[Records from a data collection]
__________________________________________________
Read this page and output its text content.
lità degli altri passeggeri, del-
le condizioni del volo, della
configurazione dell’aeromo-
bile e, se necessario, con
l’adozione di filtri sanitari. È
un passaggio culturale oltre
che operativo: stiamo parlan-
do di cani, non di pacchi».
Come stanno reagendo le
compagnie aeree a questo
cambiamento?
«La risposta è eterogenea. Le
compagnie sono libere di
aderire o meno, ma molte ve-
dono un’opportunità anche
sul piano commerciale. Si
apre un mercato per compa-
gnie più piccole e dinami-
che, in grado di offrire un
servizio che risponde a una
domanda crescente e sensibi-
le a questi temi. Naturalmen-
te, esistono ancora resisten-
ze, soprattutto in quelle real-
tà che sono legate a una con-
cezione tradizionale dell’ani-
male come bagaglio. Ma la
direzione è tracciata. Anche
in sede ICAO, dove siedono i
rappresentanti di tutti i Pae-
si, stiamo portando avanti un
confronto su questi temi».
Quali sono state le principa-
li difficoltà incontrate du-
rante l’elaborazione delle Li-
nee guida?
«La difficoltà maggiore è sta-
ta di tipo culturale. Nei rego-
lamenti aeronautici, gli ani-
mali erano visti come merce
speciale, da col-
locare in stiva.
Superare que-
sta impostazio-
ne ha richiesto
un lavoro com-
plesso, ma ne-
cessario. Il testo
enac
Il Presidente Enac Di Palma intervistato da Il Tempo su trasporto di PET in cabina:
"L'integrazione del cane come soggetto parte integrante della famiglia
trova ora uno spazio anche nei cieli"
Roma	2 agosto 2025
__________________________________________________
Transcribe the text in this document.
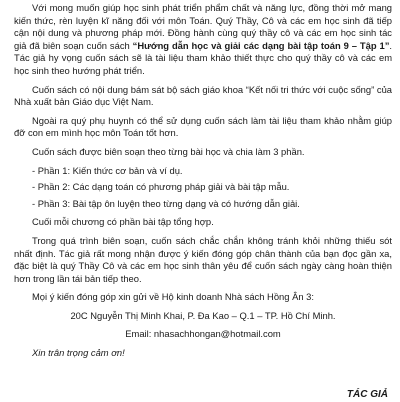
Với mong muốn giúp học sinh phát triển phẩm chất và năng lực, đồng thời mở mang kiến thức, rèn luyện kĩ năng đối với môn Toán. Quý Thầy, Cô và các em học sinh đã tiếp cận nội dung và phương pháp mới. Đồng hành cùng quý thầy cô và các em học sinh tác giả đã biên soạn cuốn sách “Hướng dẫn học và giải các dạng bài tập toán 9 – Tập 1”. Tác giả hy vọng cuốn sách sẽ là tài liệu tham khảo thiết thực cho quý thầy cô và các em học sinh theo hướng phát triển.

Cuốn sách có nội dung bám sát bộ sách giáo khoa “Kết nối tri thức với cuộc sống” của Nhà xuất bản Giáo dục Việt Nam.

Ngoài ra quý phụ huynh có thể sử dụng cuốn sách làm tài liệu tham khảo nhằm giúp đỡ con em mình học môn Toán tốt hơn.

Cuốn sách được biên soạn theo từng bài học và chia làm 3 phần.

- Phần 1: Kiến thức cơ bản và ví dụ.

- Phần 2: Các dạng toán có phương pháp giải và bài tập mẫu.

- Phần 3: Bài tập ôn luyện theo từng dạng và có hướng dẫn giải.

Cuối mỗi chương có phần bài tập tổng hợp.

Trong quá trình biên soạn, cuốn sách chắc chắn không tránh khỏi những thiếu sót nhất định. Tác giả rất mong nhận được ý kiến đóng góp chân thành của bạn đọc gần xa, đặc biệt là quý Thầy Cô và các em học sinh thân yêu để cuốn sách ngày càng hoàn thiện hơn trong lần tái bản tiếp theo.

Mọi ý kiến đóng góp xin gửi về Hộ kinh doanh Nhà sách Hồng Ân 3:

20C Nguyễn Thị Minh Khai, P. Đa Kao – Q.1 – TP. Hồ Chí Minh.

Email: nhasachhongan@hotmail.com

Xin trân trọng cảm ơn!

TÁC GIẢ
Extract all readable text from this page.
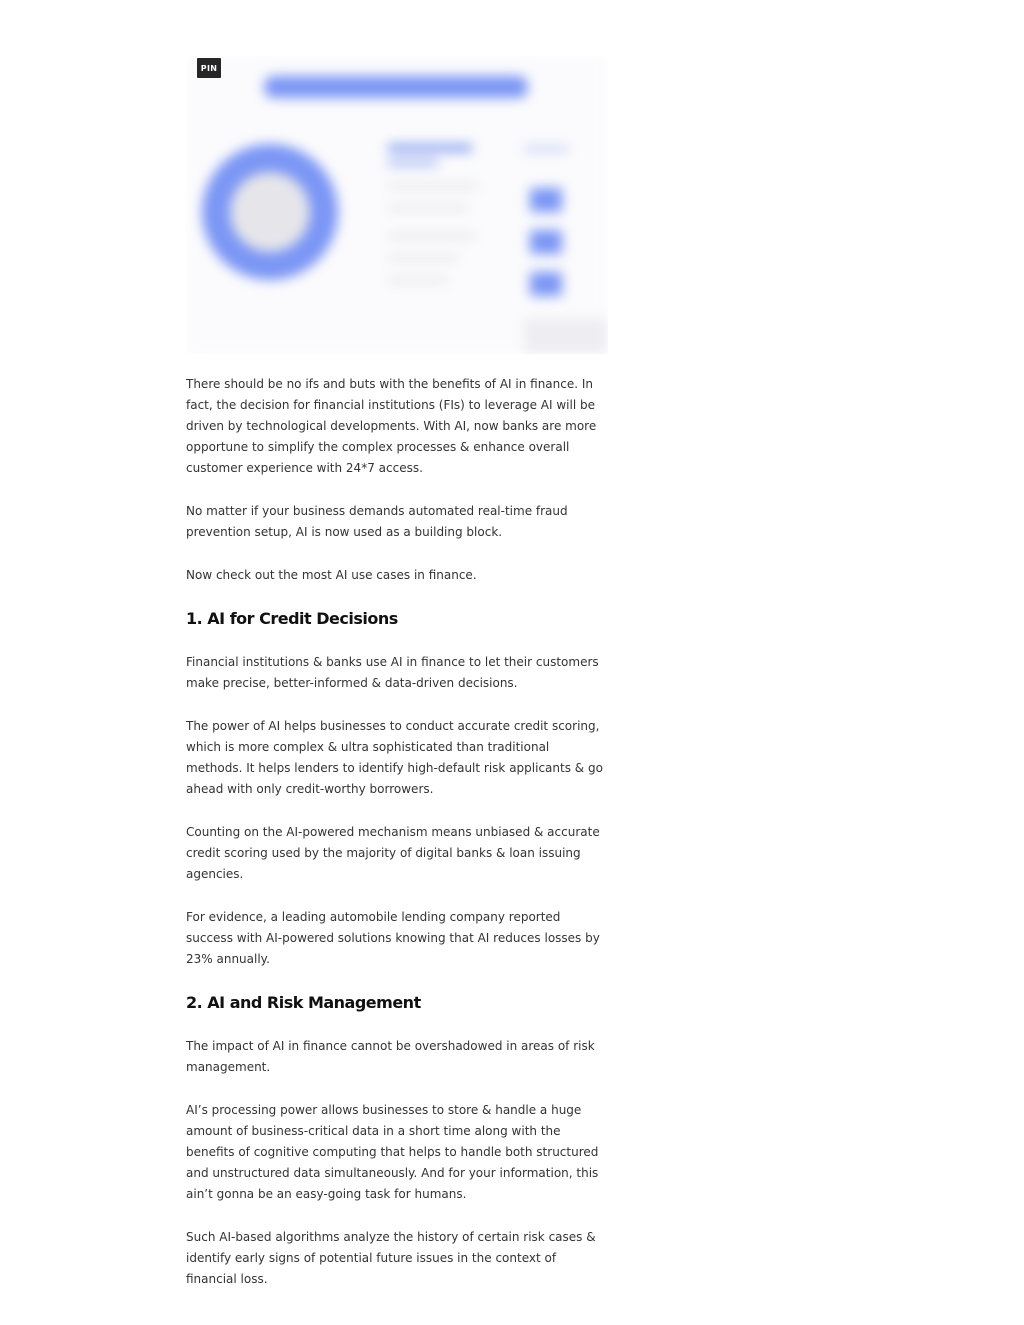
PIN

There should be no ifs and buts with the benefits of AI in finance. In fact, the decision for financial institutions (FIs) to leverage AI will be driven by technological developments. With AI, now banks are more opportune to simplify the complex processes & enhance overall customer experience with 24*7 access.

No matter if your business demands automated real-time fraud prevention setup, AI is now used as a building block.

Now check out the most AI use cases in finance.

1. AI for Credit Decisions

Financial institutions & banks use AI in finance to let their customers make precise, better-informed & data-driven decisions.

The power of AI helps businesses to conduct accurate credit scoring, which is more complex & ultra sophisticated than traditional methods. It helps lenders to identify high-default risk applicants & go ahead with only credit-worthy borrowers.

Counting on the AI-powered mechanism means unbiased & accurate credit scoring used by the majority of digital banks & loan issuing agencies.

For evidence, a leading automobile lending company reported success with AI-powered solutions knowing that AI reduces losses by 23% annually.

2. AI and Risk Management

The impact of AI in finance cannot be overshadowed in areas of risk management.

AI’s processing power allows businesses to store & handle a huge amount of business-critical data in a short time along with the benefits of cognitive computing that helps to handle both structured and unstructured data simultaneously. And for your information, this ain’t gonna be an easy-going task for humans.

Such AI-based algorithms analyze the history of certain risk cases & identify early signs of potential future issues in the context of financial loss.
__________________________________________________
SET PROBLEM: Gather each line in these records that contains the string "accurate".

COMPLETE ANSWER:
The power of AI helps businesses to conduct accurate credit scoring, which is more complex & ultra sophisticated than traditional methods. It helps lenders to identify high-default risk applicants & go ahead with only credit-worthy borrowers.
Counting on the AI-powered mechanism means unbiased & accurate credit scoring used by the majority of digital banks & loan issuing agencies.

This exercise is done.